Directive ->
Below are some records: retype them all exactly, but not the pictures.

Data provided ->

+===+

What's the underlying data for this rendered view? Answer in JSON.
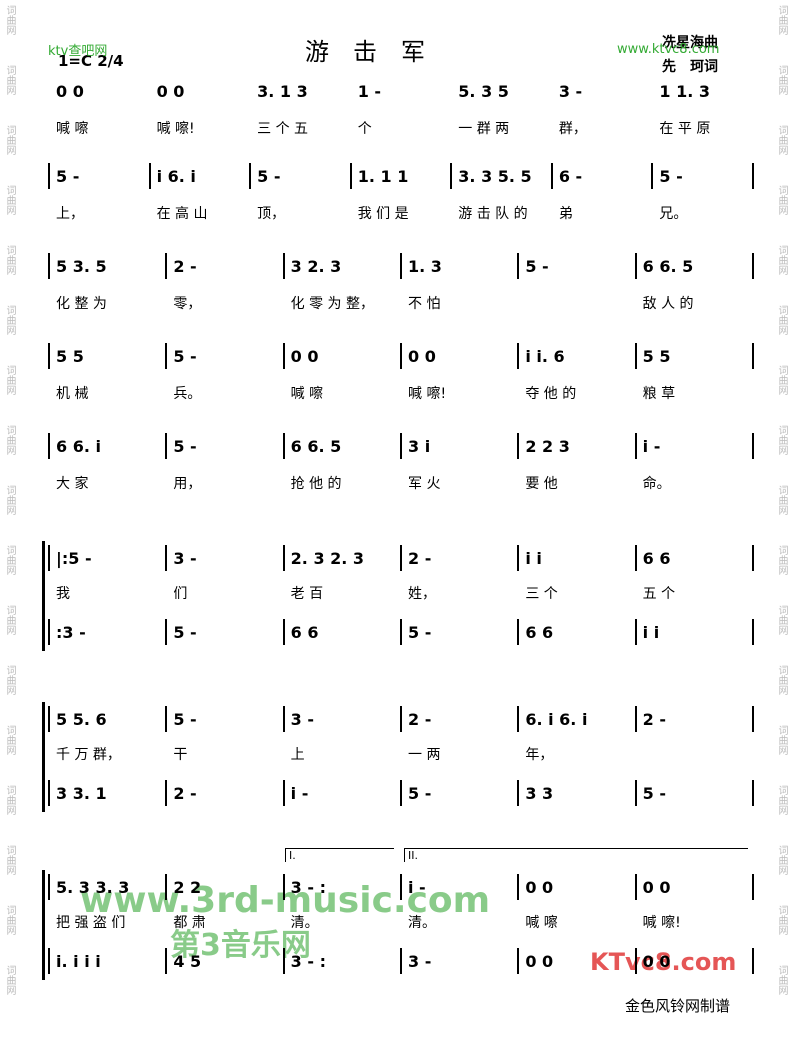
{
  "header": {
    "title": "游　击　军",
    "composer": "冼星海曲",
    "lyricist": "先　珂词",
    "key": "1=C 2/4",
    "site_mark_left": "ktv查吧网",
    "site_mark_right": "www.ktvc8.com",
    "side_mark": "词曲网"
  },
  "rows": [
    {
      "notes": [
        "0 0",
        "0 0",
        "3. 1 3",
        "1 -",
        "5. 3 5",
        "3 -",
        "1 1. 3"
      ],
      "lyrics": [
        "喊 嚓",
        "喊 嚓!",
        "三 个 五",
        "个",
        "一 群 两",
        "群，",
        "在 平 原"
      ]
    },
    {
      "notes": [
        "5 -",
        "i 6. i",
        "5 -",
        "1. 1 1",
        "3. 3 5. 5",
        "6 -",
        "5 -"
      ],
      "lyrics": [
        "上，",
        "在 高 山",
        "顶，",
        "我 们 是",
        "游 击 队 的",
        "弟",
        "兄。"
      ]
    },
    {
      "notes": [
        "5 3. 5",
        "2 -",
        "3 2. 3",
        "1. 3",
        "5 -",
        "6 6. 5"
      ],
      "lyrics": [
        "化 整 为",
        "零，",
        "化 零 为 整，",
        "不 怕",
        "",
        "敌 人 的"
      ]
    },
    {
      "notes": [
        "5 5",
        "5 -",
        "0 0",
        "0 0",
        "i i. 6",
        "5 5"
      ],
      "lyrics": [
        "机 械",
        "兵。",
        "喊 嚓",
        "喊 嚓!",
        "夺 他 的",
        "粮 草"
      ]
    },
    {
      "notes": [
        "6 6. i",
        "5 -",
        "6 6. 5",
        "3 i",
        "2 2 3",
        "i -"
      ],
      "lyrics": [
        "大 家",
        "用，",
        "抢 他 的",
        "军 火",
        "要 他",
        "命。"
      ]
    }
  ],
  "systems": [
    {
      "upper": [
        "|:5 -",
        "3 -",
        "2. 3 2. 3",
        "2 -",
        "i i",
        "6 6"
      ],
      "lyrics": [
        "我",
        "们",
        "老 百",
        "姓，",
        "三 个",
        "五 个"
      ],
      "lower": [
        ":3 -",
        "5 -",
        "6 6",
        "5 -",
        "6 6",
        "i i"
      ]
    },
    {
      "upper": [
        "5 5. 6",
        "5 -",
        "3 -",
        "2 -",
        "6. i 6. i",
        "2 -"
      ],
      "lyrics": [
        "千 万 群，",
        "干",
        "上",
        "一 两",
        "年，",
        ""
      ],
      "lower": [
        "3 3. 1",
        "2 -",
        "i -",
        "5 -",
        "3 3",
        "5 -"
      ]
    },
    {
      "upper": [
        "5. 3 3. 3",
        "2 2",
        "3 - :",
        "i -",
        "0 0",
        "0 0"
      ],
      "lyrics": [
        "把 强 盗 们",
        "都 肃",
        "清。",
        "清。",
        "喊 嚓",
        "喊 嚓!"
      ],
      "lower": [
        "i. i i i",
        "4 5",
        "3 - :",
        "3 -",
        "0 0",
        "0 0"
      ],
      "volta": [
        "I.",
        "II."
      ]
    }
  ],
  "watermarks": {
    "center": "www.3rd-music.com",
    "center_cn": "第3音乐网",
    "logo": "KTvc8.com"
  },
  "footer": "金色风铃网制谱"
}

+===+

Response ->
What's the underlying data for this rendered view? Answer in JSON.
{
  "header": {
    "title": "游　击　军",
    "composer": "冼星海曲",
    "lyricist": "先　珂词",
    "key": "1=C 2/4",
    "site_mark_left": "ktv查吧网",
    "site_mark_right": "www.ktvc8.com",
    "side_mark": "词曲网"
  },
  "rows": [
    {
      "notes": [
        "0 0",
        "0 0",
        "3. 1 3",
        "1 -",
        "5. 3 5",
        "3 -",
        "1 1. 3"
      ],
      "lyrics": [
        "喊 嚓",
        "喊 嚓!",
        "三 个 五",
        "个",
        "一 群 两",
        "群，",
        "在 平 原"
      ]
    },
    {
      "notes": [
        "5 -",
        "i 6. i",
        "5 -",
        "1. 1 1",
        "3. 3 5. 5",
        "6 -",
        "5 -"
      ],
      "lyrics": [
        "上，",
        "在 高 山",
        "顶，",
        "我 们 是",
        "游 击 队 的",
        "弟",
        "兄。"
      ]
    },
    {
      "notes": [
        "5 3. 5",
        "2 -",
        "3 2. 3",
        "1. 3",
        "5 -",
        "6 6. 5"
      ],
      "lyrics": [
        "化 整 为",
        "零，",
        "化 零 为 整，",
        "不 怕",
        "",
        "敌 人 的"
      ]
    },
    {
      "notes": [
        "5 5",
        "5 -",
        "0 0",
        "0 0",
        "i i. 6",
        "5 5"
      ],
      "lyrics": [
        "机 械",
        "兵。",
        "喊 嚓",
        "喊 嚓!",
        "夺 他 的",
        "粮 草"
      ]
    },
    {
      "notes": [
        "6 6. i",
        "5 -",
        "6 6. 5",
        "3 i",
        "2 2 3",
        "i -"
      ],
      "lyrics": [
        "大 家",
        "用，",
        "抢 他 的",
        "军 火",
        "要 他",
        "命。"
      ]
    }
  ],
  "systems": [
    {
      "upper": [
        "|:5 -",
        "3 -",
        "2. 3 2. 3",
        "2 -",
        "i i",
        "6 6"
      ],
      "lyrics": [
        "我",
        "们",
        "老 百",
        "姓，",
        "三 个",
        "五 个"
      ],
      "lower": [
        ":3 -",
        "5 -",
        "6 6",
        "5 -",
        "6 6",
        "i i"
      ]
    },
    {
      "upper": [
        "5 5. 6",
        "5 -",
        "3 -",
        "2 -",
        "6. i 6. i",
        "2 -"
      ],
      "lyrics": [
        "千 万 群，",
        "干",
        "上",
        "一 两",
        "年，",
        ""
      ],
      "lower": [
        "3 3. 1",
        "2 -",
        "i -",
        "5 -",
        "3 3",
        "5 -"
      ]
    },
    {
      "upper": [
        "5. 3 3. 3",
        "2 2",
        "3 - :",
        "i -",
        "0 0",
        "0 0"
      ],
      "lyrics": [
        "把 强 盗 们",
        "都 肃",
        "清。",
        "清。",
        "喊 嚓",
        "喊 嚓!"
      ],
      "lower": [
        "i. i i i",
        "4 5",
        "3 - :",
        "3 -",
        "0 0",
        "0 0"
      ],
      "volta": [
        "I.",
        "II."
      ]
    }
  ],
  "watermarks": {
    "center": "www.3rd-music.com",
    "center_cn": "第3音乐网",
    "logo": "KTvc8.com"
  },
  "footer": "金色风铃网制谱"
}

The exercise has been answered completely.